Dataset excerpts:
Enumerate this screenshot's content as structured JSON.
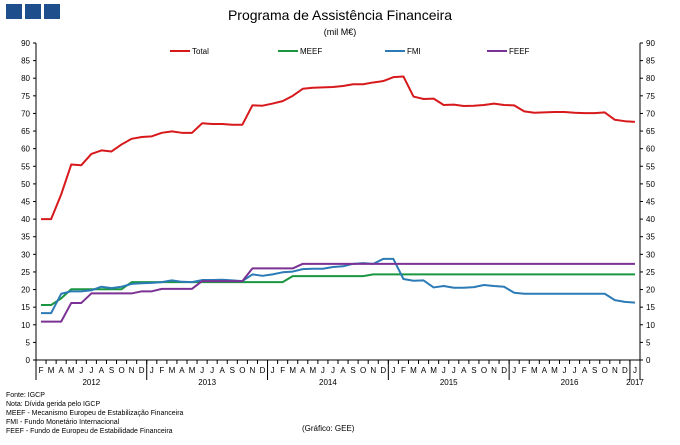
{
  "header": {
    "title": "Programa de Assistência Financeira",
    "subtitle": "(mil M€)"
  },
  "notes": [
    "Fonte: IGCP",
    "Nota: Dívida gerida pelo IGCP",
    "MEEF - Mecanismo Europeu de Estabilização Financeira",
    "FMI - Fundo Monetário Internacional",
    "FEEF - Fundo de Europeu de Estabilidade Financeira"
  ],
  "credit": "(Gráfico: GEE)",
  "colors": {
    "logo": "#1f4e8c",
    "total": "#d7191c",
    "meef": "#1a9641",
    "fmi": "#2c7bb6",
    "feef": "#7b3294",
    "axis": "#000000"
  },
  "chart_data": {
    "type": "line",
    "title": "Programa de Assistência Financeira",
    "subtitle": "(mil M€)",
    "ylim": [
      0,
      90
    ],
    "yticks": [
      0,
      5,
      10,
      15,
      20,
      25,
      30,
      35,
      40,
      45,
      50,
      55,
      60,
      65,
      70,
      75,
      80,
      85,
      90
    ],
    "y2ticks": [
      0,
      5,
      10,
      15,
      20,
      25,
      30,
      35,
      40,
      45,
      50,
      55,
      60,
      65,
      70,
      75,
      80,
      85,
      90
    ],
    "grid": false,
    "legend": "top",
    "month_labels": [
      "F",
      "M",
      "A",
      "M",
      "J",
      "J",
      "A",
      "S",
      "O",
      "N",
      "D",
      "J",
      "F",
      "M",
      "A",
      "M",
      "J",
      "J",
      "A",
      "S",
      "O",
      "N",
      "D",
      "J",
      "F",
      "M",
      "A",
      "M",
      "J",
      "J",
      "A",
      "S",
      "O",
      "N",
      "D",
      "J",
      "F",
      "M",
      "A",
      "M",
      "J",
      "J",
      "A",
      "S",
      "O",
      "N",
      "D",
      "J",
      "F",
      "M",
      "A",
      "M",
      "J",
      "J",
      "A",
      "S",
      "O",
      "N",
      "D",
      "J"
    ],
    "years": [
      {
        "label": "2012",
        "start": 0,
        "end": 11
      },
      {
        "label": "2013",
        "start": 11,
        "end": 23
      },
      {
        "label": "2014",
        "start": 23,
        "end": 35
      },
      {
        "label": "2015",
        "start": 35,
        "end": 47
      },
      {
        "label": "2016",
        "start": 47,
        "end": 59
      },
      {
        "label": "2017",
        "start": 59,
        "end": 60
      }
    ],
    "series": [
      {
        "name": "Total",
        "color": "#d7191c",
        "values": [
          40,
          40,
          47,
          55.5,
          55.3,
          58.5,
          59.5,
          59.2,
          61.2,
          62.8,
          63.3,
          63.5,
          64.5,
          64.9,
          64.5,
          64.5,
          67.2,
          67,
          67,
          66.8,
          66.8,
          72.3,
          72.2,
          72.8,
          73.5,
          75,
          77,
          77.3,
          77.4,
          77.5,
          77.8,
          78.3,
          78.3,
          78.8,
          79.2,
          80.3,
          80.5,
          74.8,
          74.1,
          74.2,
          72.4,
          72.5,
          72.1,
          72.2,
          72.4,
          72.8,
          72.4,
          72.3,
          70.6,
          70.2,
          70.3,
          70.4,
          70.4,
          70.2,
          70.1,
          70.1,
          70.3,
          68.2,
          67.8,
          67.6
        ]
      },
      {
        "name": "MEEF",
        "color": "#1a9641",
        "values": [
          15.6,
          15.6,
          17.5,
          20.1,
          20.1,
          20.1,
          20.1,
          20.1,
          20.1,
          22.1,
          22.1,
          22.1,
          22.1,
          22.1,
          22.1,
          22.1,
          22.1,
          22.1,
          22.1,
          22.1,
          22.1,
          22.1,
          22.1,
          22.1,
          22.1,
          23.8,
          23.8,
          23.8,
          23.8,
          23.8,
          23.8,
          23.8,
          23.8,
          24.3,
          24.3,
          24.3,
          24.3,
          24.3,
          24.3,
          24.3,
          24.3,
          24.3,
          24.3,
          24.3,
          24.3,
          24.3,
          24.3,
          24.3,
          24.3,
          24.3,
          24.3,
          24.3,
          24.3,
          24.3,
          24.3,
          24.3,
          24.3,
          24.3,
          24.3,
          24.3
        ]
      },
      {
        "name": "FMI",
        "color": "#2c7bb6",
        "values": [
          13.3,
          13.3,
          18.8,
          19.5,
          19.5,
          19.8,
          20.8,
          20.4,
          20.8,
          21.6,
          21.8,
          21.9,
          22.1,
          22.6,
          22.2,
          22.1,
          22.7,
          22.7,
          22.8,
          22.6,
          22.4,
          24.3,
          23.9,
          24.3,
          24.9,
          25.1,
          25.8,
          25.9,
          25.9,
          26.4,
          26.6,
          27.3,
          27.5,
          27.3,
          28.7,
          28.7,
          23,
          22.5,
          22.6,
          20.6,
          21,
          20.5,
          20.5,
          20.7,
          21.3,
          21,
          20.8,
          19.1,
          18.8,
          18.8,
          18.8,
          18.8,
          18.8,
          18.8,
          18.8,
          18.8,
          18.8,
          17,
          16.5,
          16.3
        ]
      },
      {
        "name": "FEEF",
        "color": "#7b3294",
        "values": [
          10.9,
          10.9,
          10.9,
          16.2,
          16.2,
          18.9,
          18.9,
          18.9,
          18.9,
          18.9,
          19.5,
          19.5,
          20.2,
          20.2,
          20.2,
          20.2,
          22.4,
          22.4,
          22.4,
          22.4,
          22.4,
          26,
          26,
          26,
          26,
          26,
          27.3,
          27.3,
          27.3,
          27.3,
          27.3,
          27.3,
          27.3,
          27.3,
          27.3,
          27.3,
          27.3,
          27.3,
          27.3,
          27.3,
          27.3,
          27.3,
          27.3,
          27.3,
          27.3,
          27.3,
          27.3,
          27.3,
          27.3,
          27.3,
          27.3,
          27.3,
          27.3,
          27.3,
          27.3,
          27.3,
          27.3,
          27.3,
          27.3,
          27.3
        ]
      }
    ]
  }
}
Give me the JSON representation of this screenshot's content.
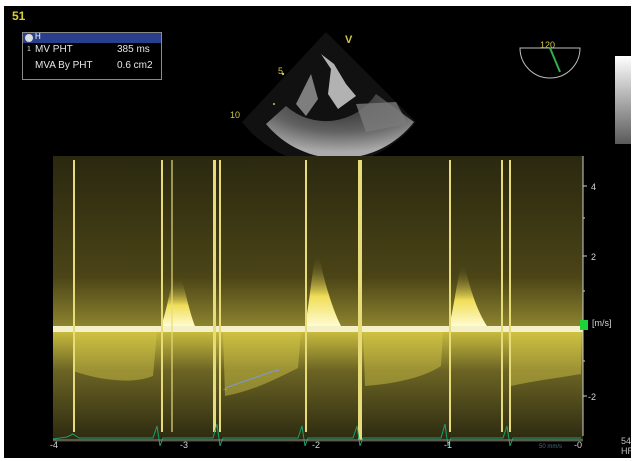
{
  "frame_number": "51",
  "measurements": {
    "header_icon": "settings-circle-icon",
    "header_label": "H",
    "rows": [
      {
        "index": "1",
        "name": "MV PHT",
        "value": "385 ms"
      },
      {
        "index": "",
        "name": "MVA By PHT",
        "value": "0.6 cm2"
      }
    ]
  },
  "image_2d": {
    "marker": "V",
    "depth_labels": [
      "5",
      "10"
    ]
  },
  "probe_angle": "120",
  "velocity_scale": {
    "ticks": [
      "4",
      "2",
      "-2"
    ],
    "unit": "[m/s]"
  },
  "time_axis": {
    "ticks": [
      "-4",
      "-3",
      "-2",
      "-1",
      "-0"
    ]
  },
  "sweep_speed": "50 mm/s",
  "right_info": [
    "54",
    "HR"
  ],
  "colors": {
    "doppler": "#e8d84a",
    "text_yellow": "#d9cf3a",
    "ecg": "#1aa06a",
    "header_blue": "#2a3f8c"
  }
}
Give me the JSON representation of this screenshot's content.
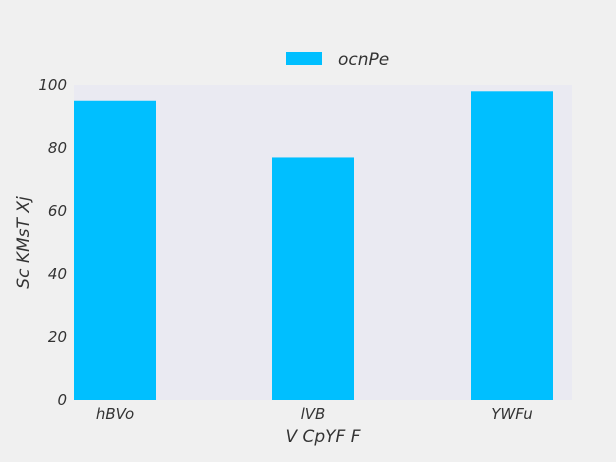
{
  "chart_data": {
    "type": "bar",
    "categories": [
      "hBVo",
      "lVB",
      "YWFu"
    ],
    "series": [
      {
        "name": "ocnPe",
        "values": [
          95,
          77,
          98
        ],
        "color": "#00bfff"
      }
    ],
    "xlabel": "V CpYF F",
    "ylabel": "Sc KMsT Xj",
    "ylim": [
      0,
      100
    ],
    "yticks": [
      0,
      20,
      40,
      60,
      80,
      100
    ],
    "grid": false,
    "legend": "top-center",
    "plot_background": "#eaeaf2",
    "figure_background": "#f0f0f0"
  }
}
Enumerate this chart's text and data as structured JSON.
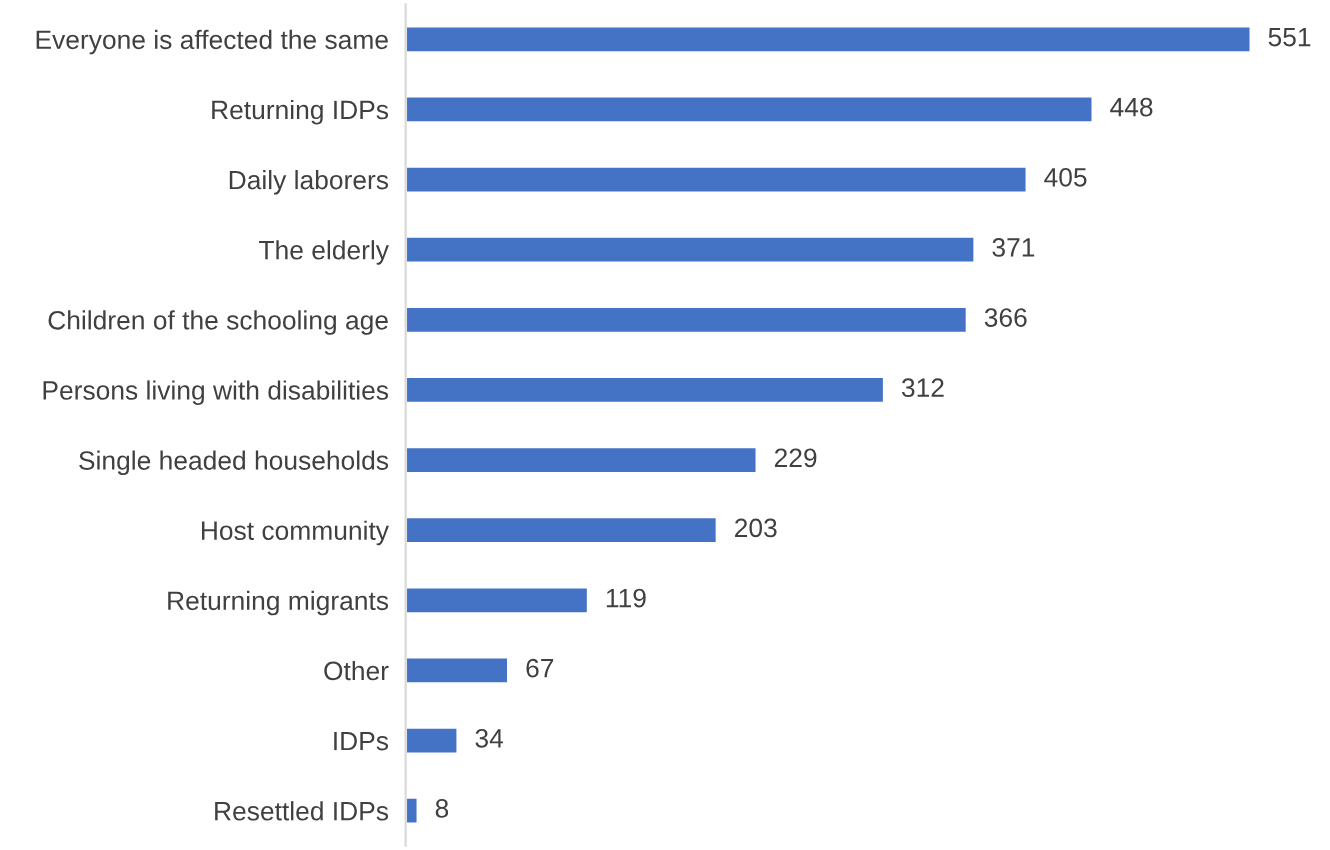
{
  "chart_data": {
    "type": "bar",
    "orientation": "horizontal",
    "categories": [
      "Everyone is affected the same",
      "Returning IDPs",
      "Daily laborers",
      "The elderly",
      "Children of the schooling age",
      "Persons living with disabilities",
      "Single headed households",
      "Host community",
      "Returning migrants",
      "Other",
      "IDPs",
      "Resettled IDPs"
    ],
    "values": [
      551,
      448,
      405,
      371,
      366,
      312,
      229,
      203,
      119,
      67,
      34,
      8
    ],
    "color": "#4472c4",
    "data_labels": true,
    "tick_labels": "y",
    "grid": false,
    "legend": false
  }
}
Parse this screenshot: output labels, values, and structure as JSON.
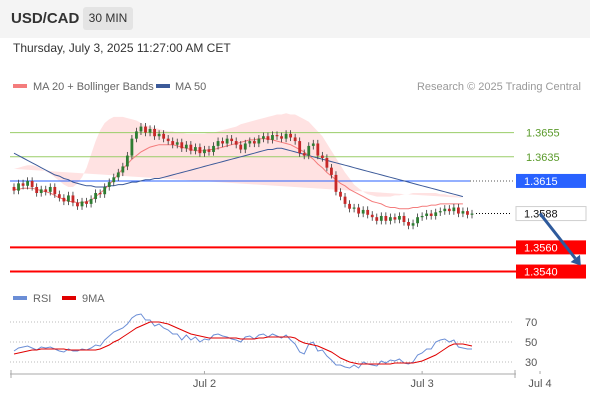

Description of the task: Extract all lines that hold the word "structured".

Solution:
Enumerate this screenshot's content as structured JSON.
Enumerate this chart's text and data as structured JSON.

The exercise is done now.